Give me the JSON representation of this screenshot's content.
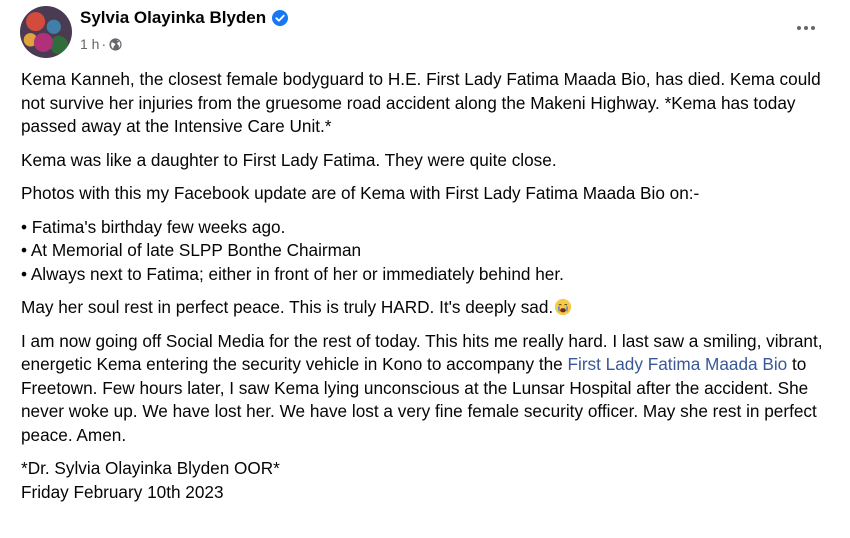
{
  "post": {
    "author": "Sylvia Olayinka Blyden",
    "time": "1 h",
    "separator": "·",
    "privacy_icon": "globe-icon",
    "verified_icon": "verified-badge-icon",
    "more_icon": "more-options-icon",
    "paragraphs": {
      "p1": "Kema Kanneh, the closest female bodyguard to H.E. First Lady Fatima Maada Bio, has died. Kema could not survive her injuries from the gruesome road accident along the Makeni Highway. *Kema has today passed away at the Intensive Care Unit.*",
      "p2": "Kema was like a daughter to First Lady Fatima. They were quite close.",
      "p3": "Photos with this my Facebook update are of Kema with First Lady Fatima Maada Bio on:-",
      "bullets": [
        "• Fatima's birthday few weeks ago.",
        "• At Memorial of late SLPP Bonthe Chairman",
        "• Always next to Fatima; either in front of her or immediately behind her."
      ],
      "p4": "May her soul rest in perfect peace. This is truly HARD. It's deeply sad.",
      "p5_before": "I am now going off Social Media for the rest of today. This hits me really hard. I last saw a smiling, vibrant, energetic Kema entering the security vehicle in Kono to accompany the ",
      "p5_link": "First Lady Fatima Maada Bio",
      "p5_after": " to Freetown. Few hours later, I saw Kema lying unconscious at the Lunsar Hospital after the accident. She never woke up. We have lost her. We have lost a very fine female security officer. May she rest in perfect peace. Amen.",
      "signature": "*Dr. Sylvia Olayinka Blyden OOR*",
      "date": "Friday February 10th 2023"
    },
    "emoji": "crying-face-emoji",
    "colors": {
      "verified": "#1877f2",
      "link": "#385898",
      "meta": "#65676b"
    }
  }
}
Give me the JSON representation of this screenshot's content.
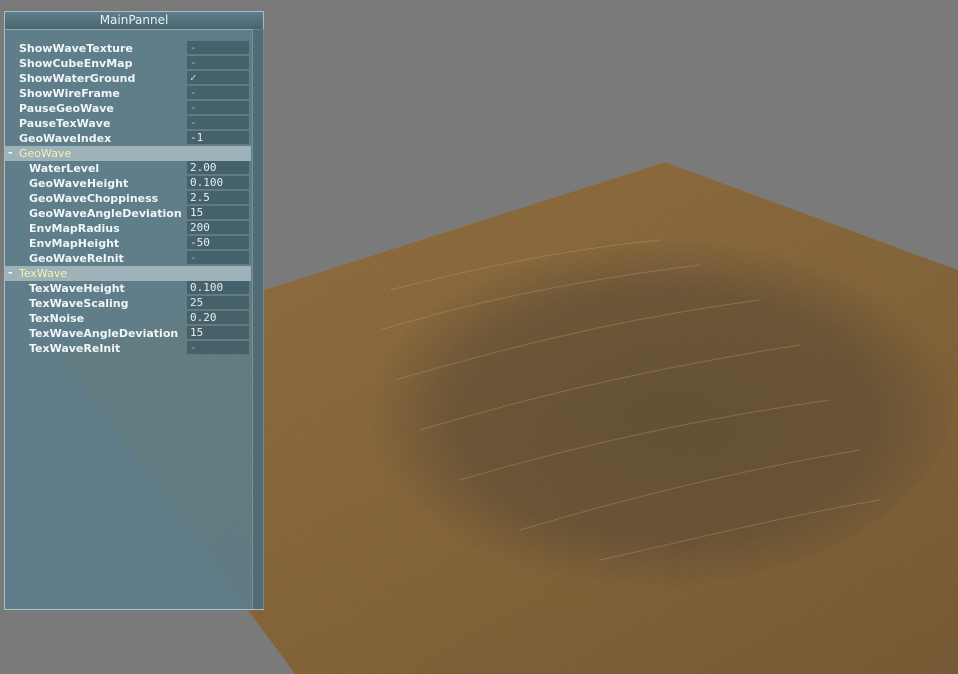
{
  "window": {
    "title": "MainPannel"
  },
  "settings": [
    {
      "label": "ShowWaveTexture",
      "value": "-"
    },
    {
      "label": "ShowCubeEnvMap",
      "value": "-"
    },
    {
      "label": "ShowWaterGround",
      "value": "✓"
    },
    {
      "label": "ShowWireFrame",
      "value": "-"
    },
    {
      "label": "PauseGeoWave",
      "value": "-"
    },
    {
      "label": "PauseTexWave",
      "value": "-"
    },
    {
      "label": "GeoWaveIndex",
      "value": "-1"
    }
  ],
  "geowave": {
    "toggle": "-",
    "label": "GeoWave",
    "items": [
      {
        "label": "WaterLevel",
        "value": "2.00"
      },
      {
        "label": "GeoWaveHeight",
        "value": "0.100"
      },
      {
        "label": "GeoWaveChoppiness",
        "value": "2.5"
      },
      {
        "label": "GeoWaveAngleDeviation",
        "value": "15"
      },
      {
        "label": "EnvMapRadius",
        "value": "200"
      },
      {
        "label": "EnvMapHeight",
        "value": "-50"
      },
      {
        "label": "GeoWaveReInit",
        "value": "-"
      }
    ]
  },
  "texwave": {
    "toggle": "-",
    "label": "TexWave",
    "items": [
      {
        "label": "TexWaveHeight",
        "value": "0.100"
      },
      {
        "label": "TexWaveScaling",
        "value": "25"
      },
      {
        "label": "TexNoise",
        "value": "0.20"
      },
      {
        "label": "TexWaveAngleDeviation",
        "value": "15"
      },
      {
        "label": "TexWaveReInit",
        "value": "-"
      }
    ]
  },
  "colors": {
    "background": "#7a7a7a",
    "terrain": "#8a6a40",
    "panel": "#5c7e8c",
    "group_header": "#9eb2ba"
  }
}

● ● ● ●

**PROBLEM:**
Leave every image out, and retype the material exactly.

**TASK ANSWER:**
Give me the JSON representation of this screenshot's content.
{
  "post": {
    "author": "Sylvia Olayinka Blyden",
    "time": "1 h",
    "separator": "·",
    "privacy_icon": "globe-icon",
    "verified_icon": "verified-badge-icon",
    "more_icon": "more-options-icon",
    "paragraphs": {
      "p1": "Kema Kanneh, the closest female bodyguard to H.E. First Lady Fatima Maada Bio, has died. Kema could not survive her injuries from the gruesome road accident along the Makeni Highway. *Kema has today passed away at the Intensive Care Unit.*",
      "p2": "Kema was like a daughter to First Lady Fatima. They were quite close.",
      "p3": "Photos with this my Facebook update are of Kema with First Lady Fatima Maada Bio on:-",
      "bullets": [
        "• Fatima's birthday few weeks ago.",
        "• At Memorial of late SLPP Bonthe Chairman",
        "• Always next to Fatima; either in front of her or immediately behind her."
      ],
      "p4": "May her soul rest in perfect peace. This is truly HARD. It's deeply sad.",
      "p5_before": "I am now going off Social Media for the rest of today. This hits me really hard. I last saw a smiling, vibrant, energetic Kema entering the security vehicle in Kono to accompany the ",
      "p5_link": "First Lady Fatima Maada Bio",
      "p5_after": " to Freetown. Few hours later, I saw Kema lying unconscious at the Lunsar Hospital after the accident. She never woke up. We have lost her. We have lost a very fine female security officer. May she rest in perfect peace. Amen.",
      "signature": "*Dr. Sylvia Olayinka Blyden OOR*",
      "date": "Friday February 10th 2023"
    },
    "emoji": "crying-face-emoji",
    "colors": {
      "verified": "#1877f2",
      "link": "#385898",
      "meta": "#65676b"
    }
  }
}
Give me the JSON representation of this screenshot's content.
{
  "window": {
    "title": "MainPannel"
  },
  "settings": [
    {
      "label": "ShowWaveTexture",
      "value": "-"
    },
    {
      "label": "ShowCubeEnvMap",
      "value": "-"
    },
    {
      "label": "ShowWaterGround",
      "value": "✓"
    },
    {
      "label": "ShowWireFrame",
      "value": "-"
    },
    {
      "label": "PauseGeoWave",
      "value": "-"
    },
    {
      "label": "PauseTexWave",
      "value": "-"
    },
    {
      "label": "GeoWaveIndex",
      "value": "-1"
    }
  ],
  "geowave": {
    "toggle": "-",
    "label": "GeoWave",
    "items": [
      {
        "label": "WaterLevel",
        "value": "2.00"
      },
      {
        "label": "GeoWaveHeight",
        "value": "0.100"
      },
      {
        "label": "GeoWaveChoppiness",
        "value": "2.5"
      },
      {
        "label": "GeoWaveAngleDeviation",
        "value": "15"
      },
      {
        "label": "EnvMapRadius",
        "value": "200"
      },
      {
        "label": "EnvMapHeight",
        "value": "-50"
      },
      {
        "label": "GeoWaveReInit",
        "value": "-"
      }
    ]
  },
  "texwave": {
    "toggle": "-",
    "label": "TexWave",
    "items": [
      {
        "label": "TexWaveHeight",
        "value": "0.100"
      },
      {
        "label": "TexWaveScaling",
        "value": "25"
      },
      {
        "label": "TexNoise",
        "value": "0.20"
      },
      {
        "label": "TexWaveAngleDeviation",
        "value": "15"
      },
      {
        "label": "TexWaveReInit",
        "value": "-"
      }
    ]
  },
  "colors": {
    "background": "#7a7a7a",
    "terrain": "#8a6a40",
    "panel": "#5c7e8c",
    "group_header": "#9eb2ba"
  }
}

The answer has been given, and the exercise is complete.